┌────────

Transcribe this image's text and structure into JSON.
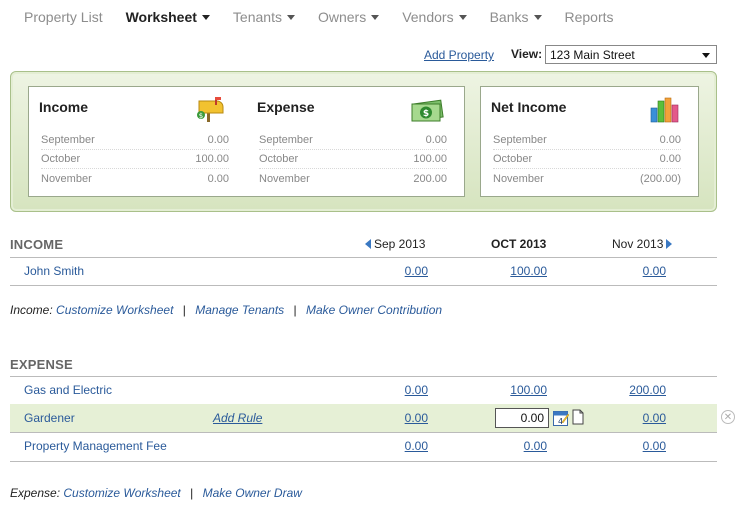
{
  "nav": {
    "items": [
      {
        "label": "Property List",
        "dropdown": false,
        "active": false
      },
      {
        "label": "Worksheet",
        "dropdown": true,
        "active": true
      },
      {
        "label": "Tenants",
        "dropdown": true,
        "active": false
      },
      {
        "label": "Owners",
        "dropdown": true,
        "active": false
      },
      {
        "label": "Vendors",
        "dropdown": true,
        "active": false
      },
      {
        "label": "Banks",
        "dropdown": true,
        "active": false
      },
      {
        "label": "Reports",
        "dropdown": false,
        "active": false
      }
    ]
  },
  "viewbar": {
    "add_property": "Add Property",
    "view_label": "View:",
    "view_value": "123 Main Street"
  },
  "summary": {
    "income": {
      "title": "Income",
      "rows": [
        {
          "month": "September",
          "value": "0.00"
        },
        {
          "month": "October",
          "value": "100.00"
        },
        {
          "month": "November",
          "value": "0.00"
        }
      ]
    },
    "expense": {
      "title": "Expense",
      "rows": [
        {
          "month": "September",
          "value": "0.00"
        },
        {
          "month": "October",
          "value": "100.00"
        },
        {
          "month": "November",
          "value": "200.00"
        }
      ]
    },
    "net": {
      "title": "Net Income",
      "rows": [
        {
          "month": "September",
          "value": "0.00"
        },
        {
          "month": "October",
          "value": "0.00"
        },
        {
          "month": "November",
          "value": "(200.00)"
        }
      ]
    }
  },
  "income_section": {
    "title": "INCOME",
    "columns": {
      "prev": "Sep 2013",
      "current": "OCT 2013",
      "next": "Nov 2013"
    },
    "rows": [
      {
        "name": "John Smith",
        "sep": "0.00",
        "oct": "100.00",
        "nov": "0.00"
      }
    ],
    "footer": {
      "label": "Income:",
      "links": [
        "Customize Worksheet",
        "Manage Tenants",
        "Make Owner Contribution"
      ]
    }
  },
  "expense_section": {
    "title": "EXPENSE",
    "rows": [
      {
        "name": "Gas and Electric",
        "sep": "0.00",
        "oct": "100.00",
        "nov": "200.00"
      },
      {
        "name": "Gardener",
        "rule": "Add Rule",
        "sep": "0.00",
        "oct_input": "0.00",
        "nov": "0.00"
      },
      {
        "name": "Property Management Fee",
        "sep": "0.00",
        "oct": "0.00",
        "nov": "0.00"
      }
    ],
    "footer": {
      "label": "Expense:",
      "links": [
        "Customize Worksheet",
        "Make Owner Draw"
      ]
    }
  },
  "icons": {
    "mailbox": "mailbox-icon",
    "money": "money-icon",
    "chart": "bar-chart-icon",
    "calendar": "calendar-icon",
    "note": "note-icon",
    "remove": "remove-icon"
  },
  "colors": {
    "link": "#2a5a9a",
    "panel_bg": "#d6e4bf",
    "highlight_row": "#e6f0d6"
  }
}
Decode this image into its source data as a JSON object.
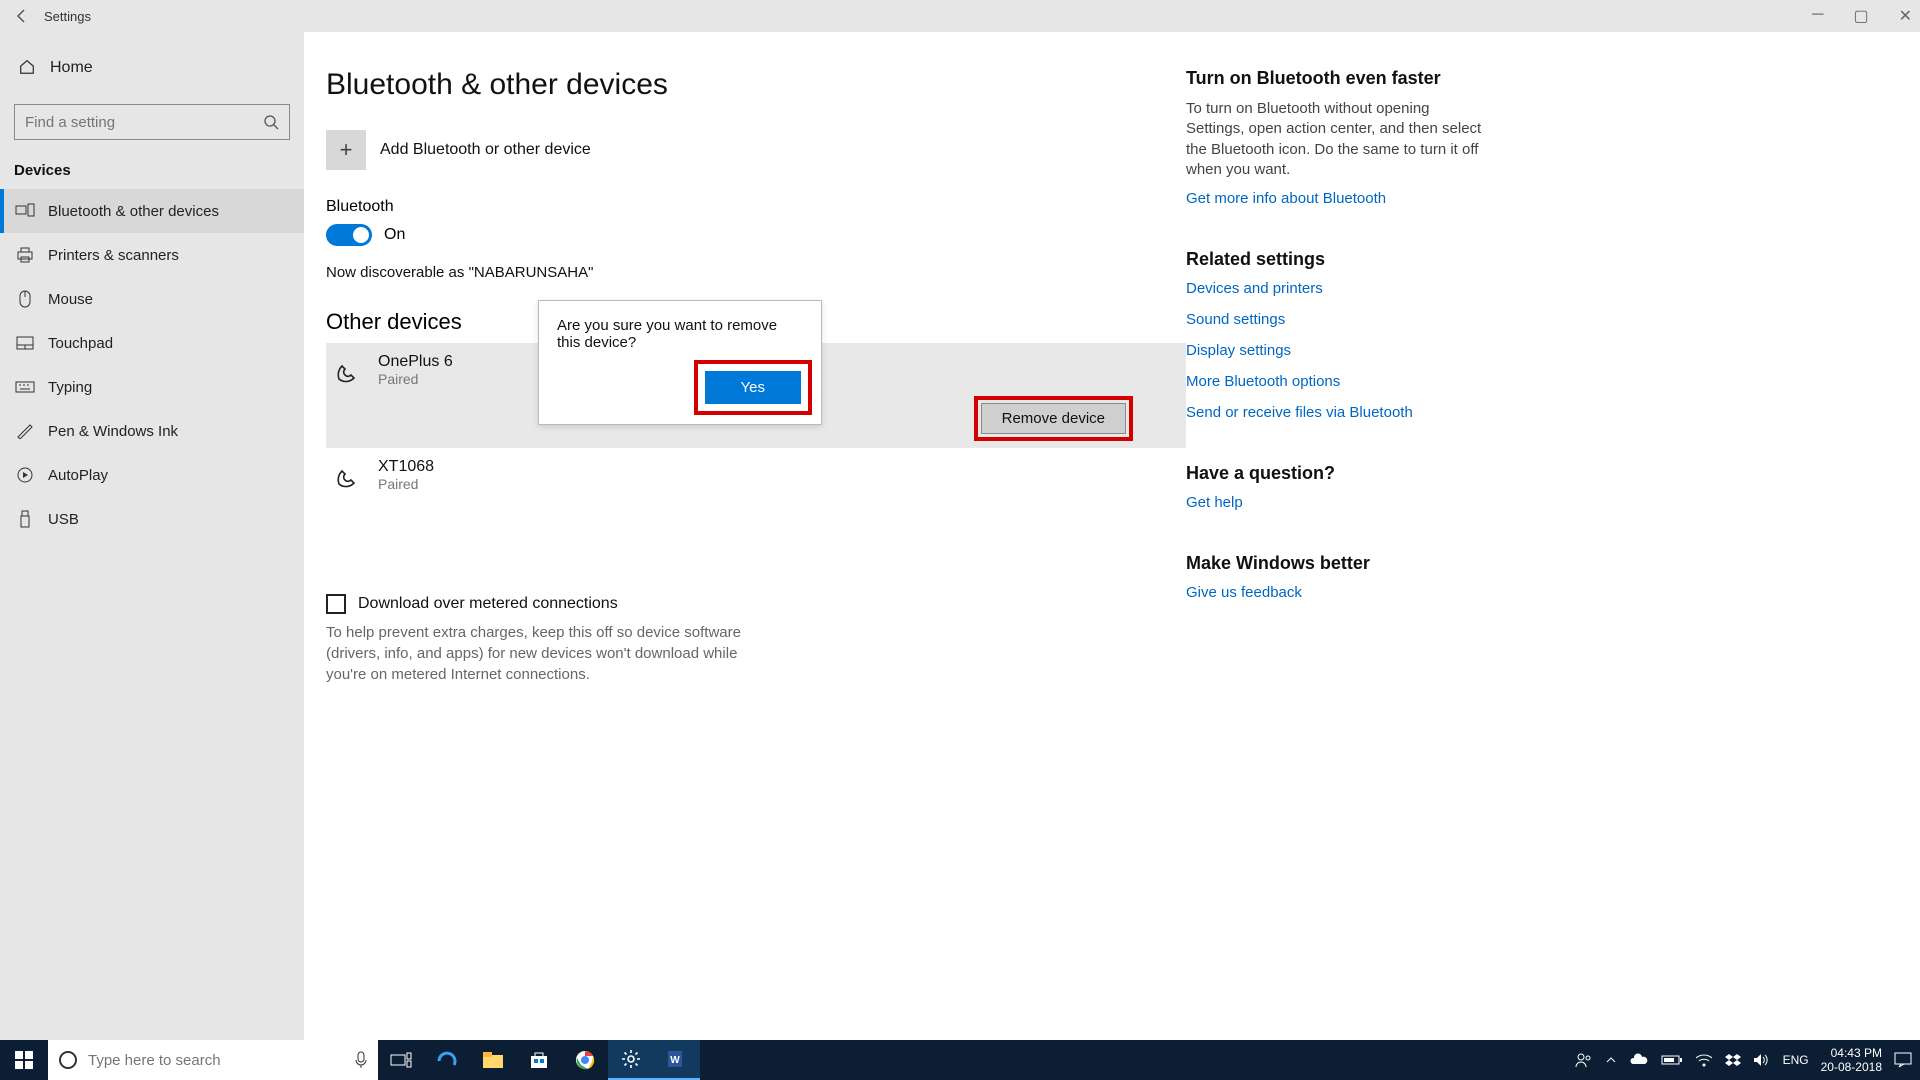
{
  "window": {
    "title": "Settings"
  },
  "sidebar": {
    "home": "Home",
    "search_placeholder": "Find a setting",
    "group": "Devices",
    "items": [
      {
        "label": "Bluetooth & other devices"
      },
      {
        "label": "Printers & scanners"
      },
      {
        "label": "Mouse"
      },
      {
        "label": "Touchpad"
      },
      {
        "label": "Typing"
      },
      {
        "label": "Pen & Windows Ink"
      },
      {
        "label": "AutoPlay"
      },
      {
        "label": "USB"
      }
    ]
  },
  "main": {
    "title": "Bluetooth & other devices",
    "add_label": "Add Bluetooth or other device",
    "bt_label": "Bluetooth",
    "bt_state": "On",
    "discoverable": "Now discoverable as \"NABARUNSAHA\"",
    "other_h": "Other devices",
    "devices": [
      {
        "name": "OnePlus 6",
        "status": "Paired"
      },
      {
        "name": "XT1068",
        "status": "Paired"
      }
    ],
    "remove_btn": "Remove device",
    "dialog": {
      "msg": "Are you sure you want to remove this device?",
      "yes": "Yes"
    },
    "metered_chk": "Download over metered connections",
    "metered_help": "To help prevent extra charges, keep this off so device software (drivers, info, and apps) for new devices won't download while you're on metered Internet connections."
  },
  "right": {
    "tip_h": "Turn on Bluetooth even faster",
    "tip_body": "To turn on Bluetooth without opening Settings, open action center, and then select the Bluetooth icon. Do the same to turn it off when you want.",
    "tip_link": "Get more info about Bluetooth",
    "rel_h": "Related settings",
    "rel_links": [
      "Devices and printers",
      "Sound settings",
      "Display settings",
      "More Bluetooth options",
      "Send or receive files via Bluetooth"
    ],
    "q_h": "Have a question?",
    "q_link": "Get help",
    "fb_h": "Make Windows better",
    "fb_link": "Give us feedback"
  },
  "taskbar": {
    "search_placeholder": "Type here to search",
    "lang": "ENG",
    "time": "04:43 PM",
    "date": "20-08-2018"
  }
}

└────────

AIM OF THE EXERCISE: Copy each line above that contains the string "want".

ANSWER TO THIS TASK:
      "msg": "Are you sure you want to remove this device?",
    "tip_body": "To turn on Bluetooth without opening Settings, open action center, and then select the Bluetooth icon. Do the same to turn it off when you want.",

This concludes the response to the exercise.